Only the lines from the one with "What does this" to the end of the data below should be given again, exactly, with both ends included and pictures omitted.

(Stored records)
START

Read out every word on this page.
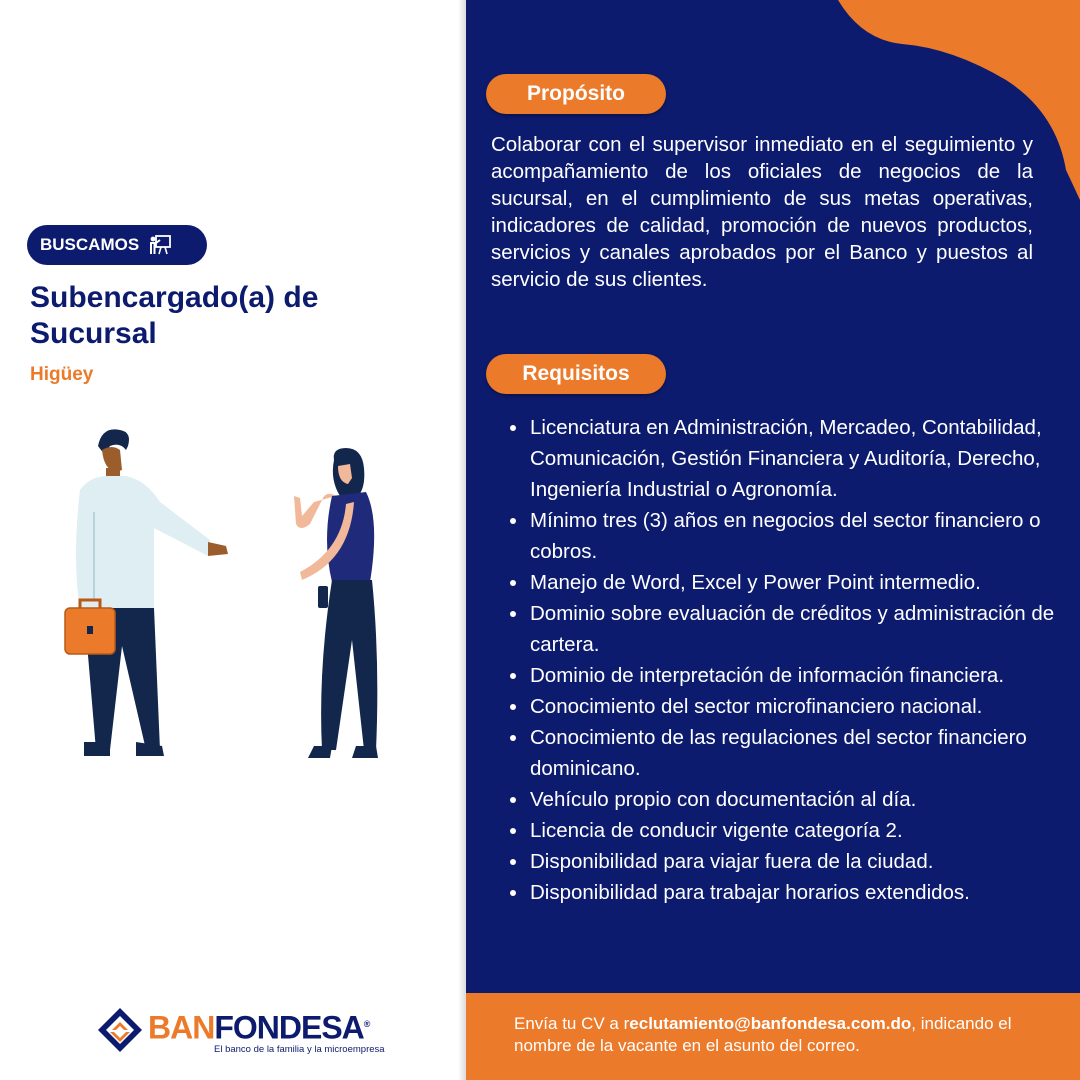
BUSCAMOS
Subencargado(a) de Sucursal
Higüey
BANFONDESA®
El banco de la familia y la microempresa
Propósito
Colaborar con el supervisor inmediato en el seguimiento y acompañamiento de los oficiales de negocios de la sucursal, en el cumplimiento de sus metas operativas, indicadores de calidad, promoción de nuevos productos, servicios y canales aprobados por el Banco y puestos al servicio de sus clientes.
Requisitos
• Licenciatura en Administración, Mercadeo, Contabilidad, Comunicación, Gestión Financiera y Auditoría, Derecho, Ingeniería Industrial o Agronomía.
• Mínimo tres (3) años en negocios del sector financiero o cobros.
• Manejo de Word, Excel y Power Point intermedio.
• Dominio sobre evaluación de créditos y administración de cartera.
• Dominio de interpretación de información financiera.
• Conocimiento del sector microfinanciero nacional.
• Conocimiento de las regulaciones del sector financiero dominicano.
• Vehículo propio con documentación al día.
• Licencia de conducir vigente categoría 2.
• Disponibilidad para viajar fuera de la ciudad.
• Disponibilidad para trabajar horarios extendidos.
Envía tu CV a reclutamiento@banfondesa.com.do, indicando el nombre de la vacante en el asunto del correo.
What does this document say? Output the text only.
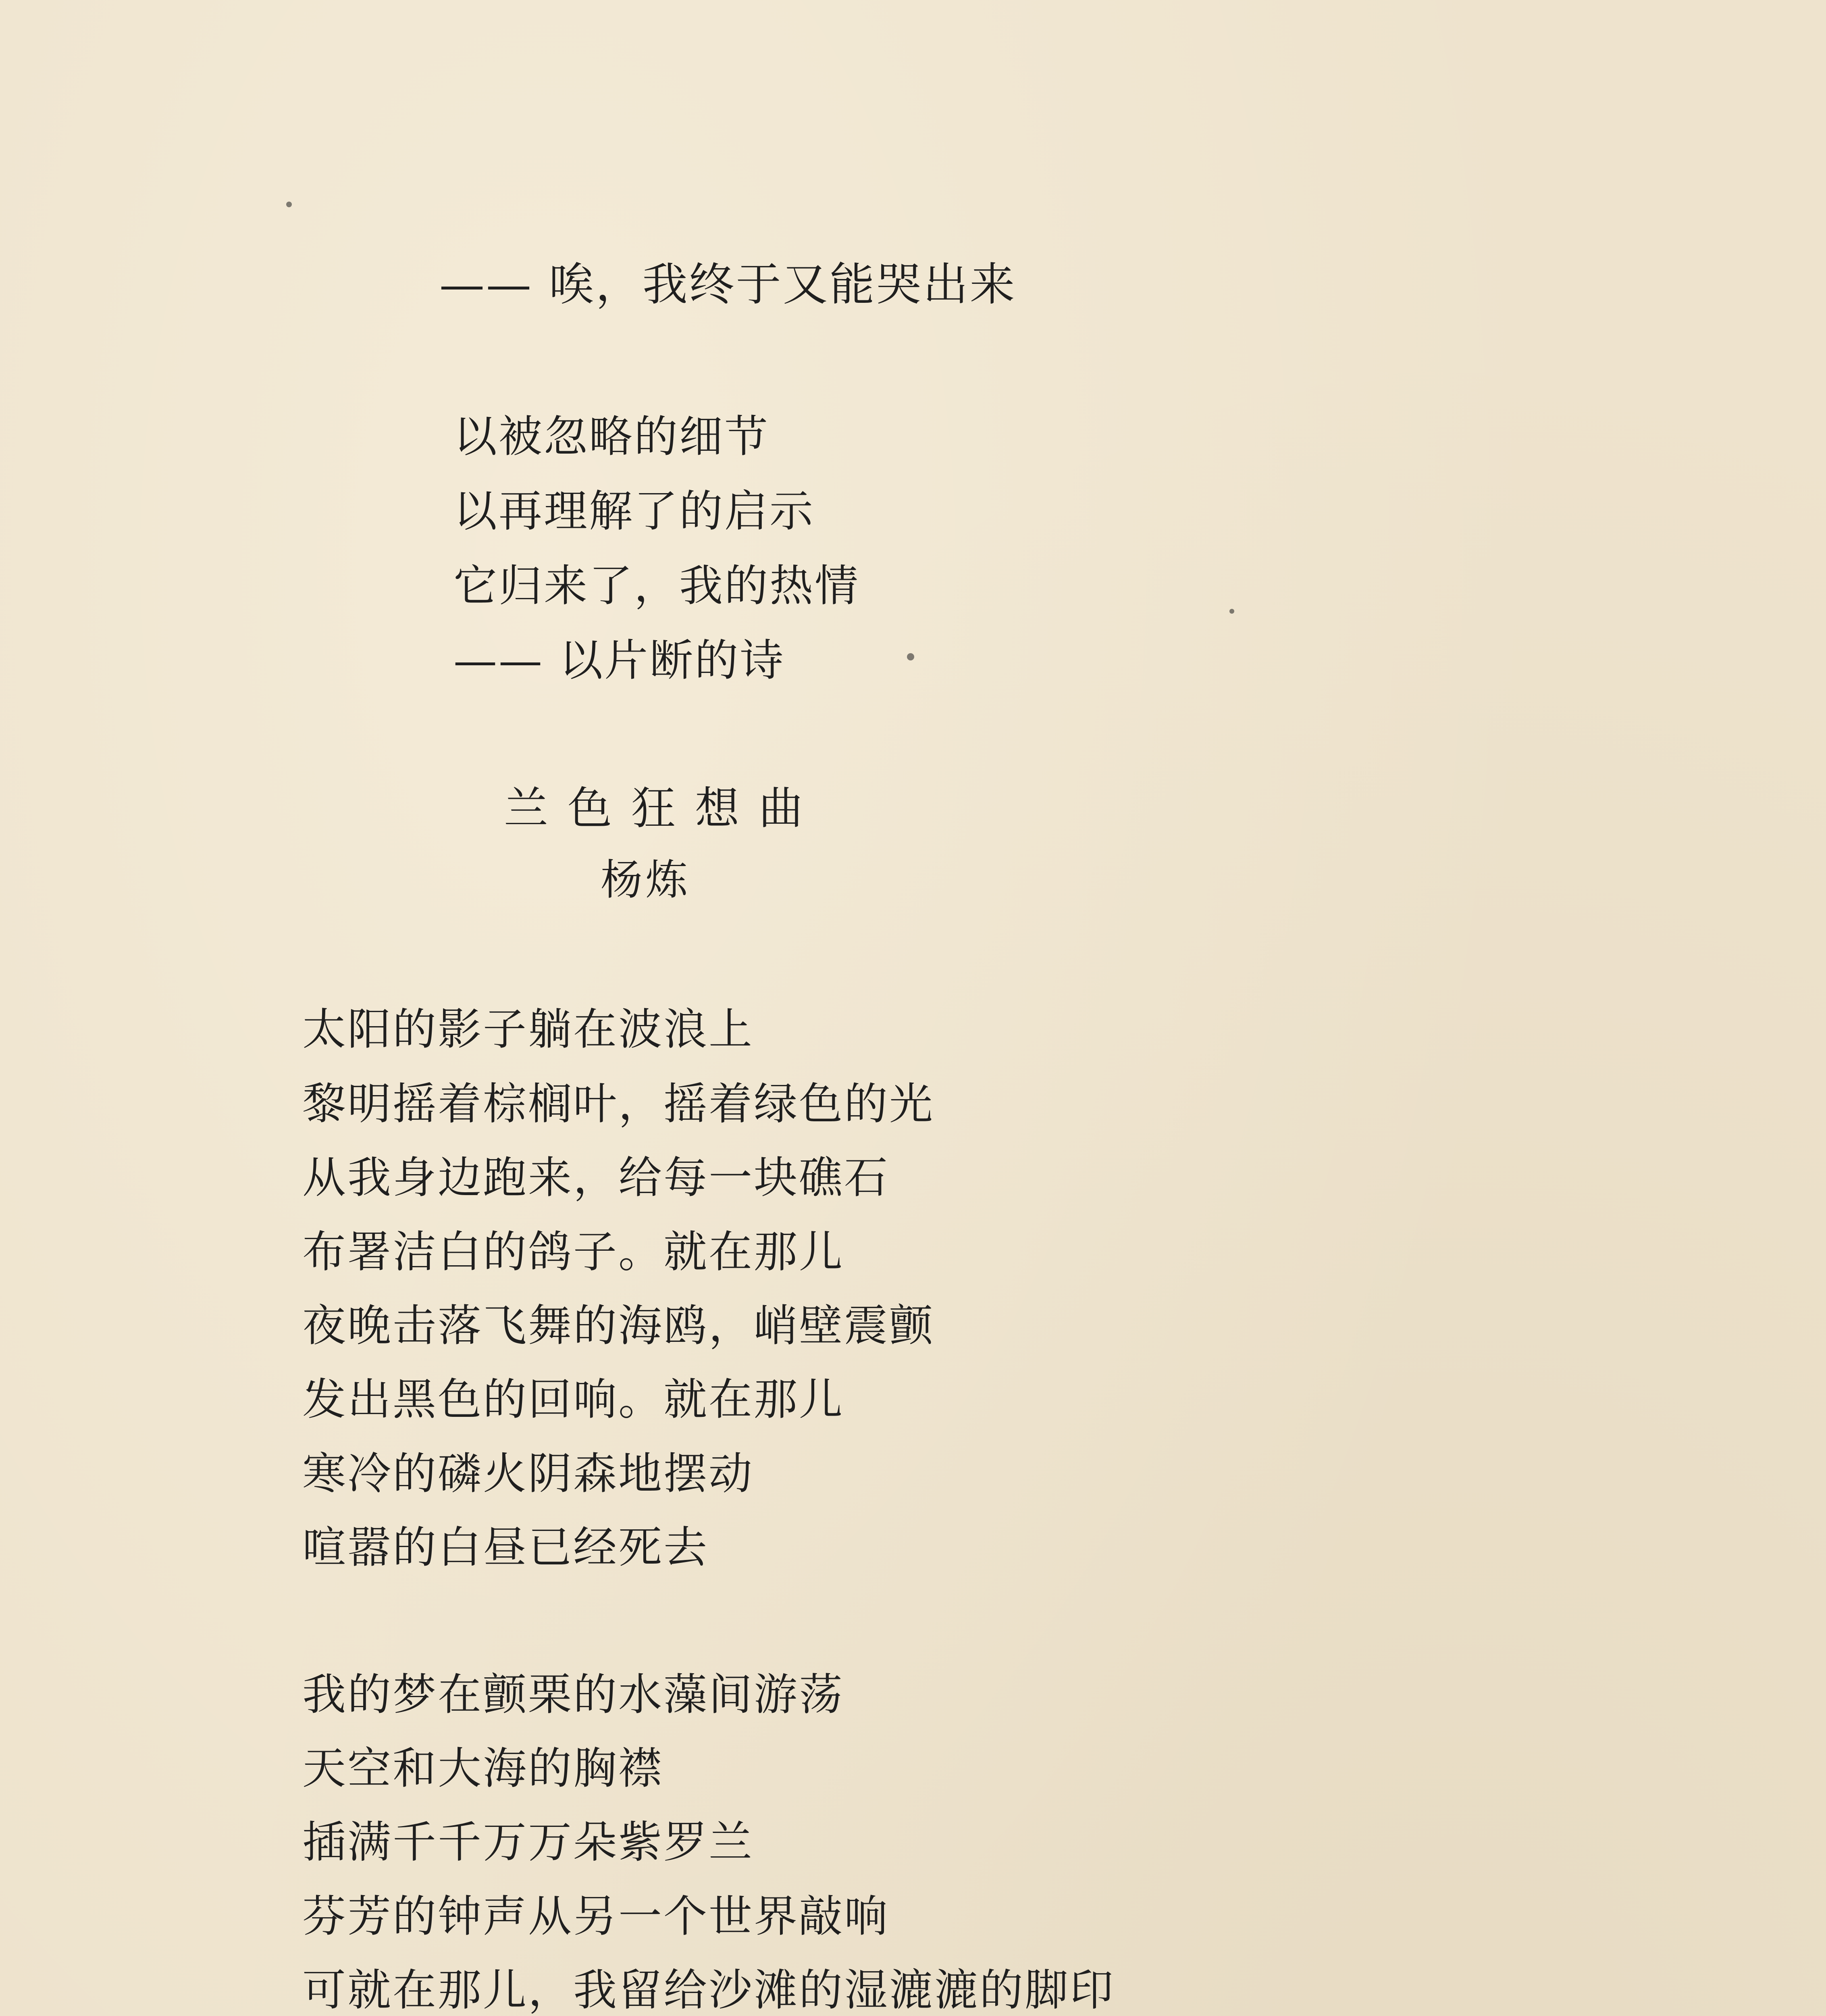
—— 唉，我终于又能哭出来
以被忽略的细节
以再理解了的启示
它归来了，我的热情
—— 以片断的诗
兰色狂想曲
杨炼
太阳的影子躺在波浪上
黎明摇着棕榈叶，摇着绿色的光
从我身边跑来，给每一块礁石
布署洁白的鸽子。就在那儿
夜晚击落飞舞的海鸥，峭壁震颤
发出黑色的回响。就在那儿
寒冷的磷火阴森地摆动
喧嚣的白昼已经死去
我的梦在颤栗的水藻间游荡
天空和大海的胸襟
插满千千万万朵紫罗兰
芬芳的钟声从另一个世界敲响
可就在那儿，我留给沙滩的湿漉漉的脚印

END

▸ **Answer for the task**:
What does this document say? Output the text only.
—— 唉，我终于又能哭出来
以被忽略的细节
以再理解了的启示
它归来了，我的热情
—— 以片断的诗
兰色狂想曲
杨炼
太阳的影子躺在波浪上
黎明摇着棕榈叶，摇着绿色的光
从我身边跑来，给每一块礁石
布署洁白的鸽子。就在那儿
夜晚击落飞舞的海鸥，峭壁震颤
发出黑色的回响。就在那儿
寒冷的磷火阴森地摆动
喧嚣的白昼已经死去
我的梦在颤栗的水藻间游荡
天空和大海的胸襟
插满千千万万朵紫罗兰
芬芳的钟声从另一个世界敲响
可就在那儿，我留给沙滩的湿漉漉的脚印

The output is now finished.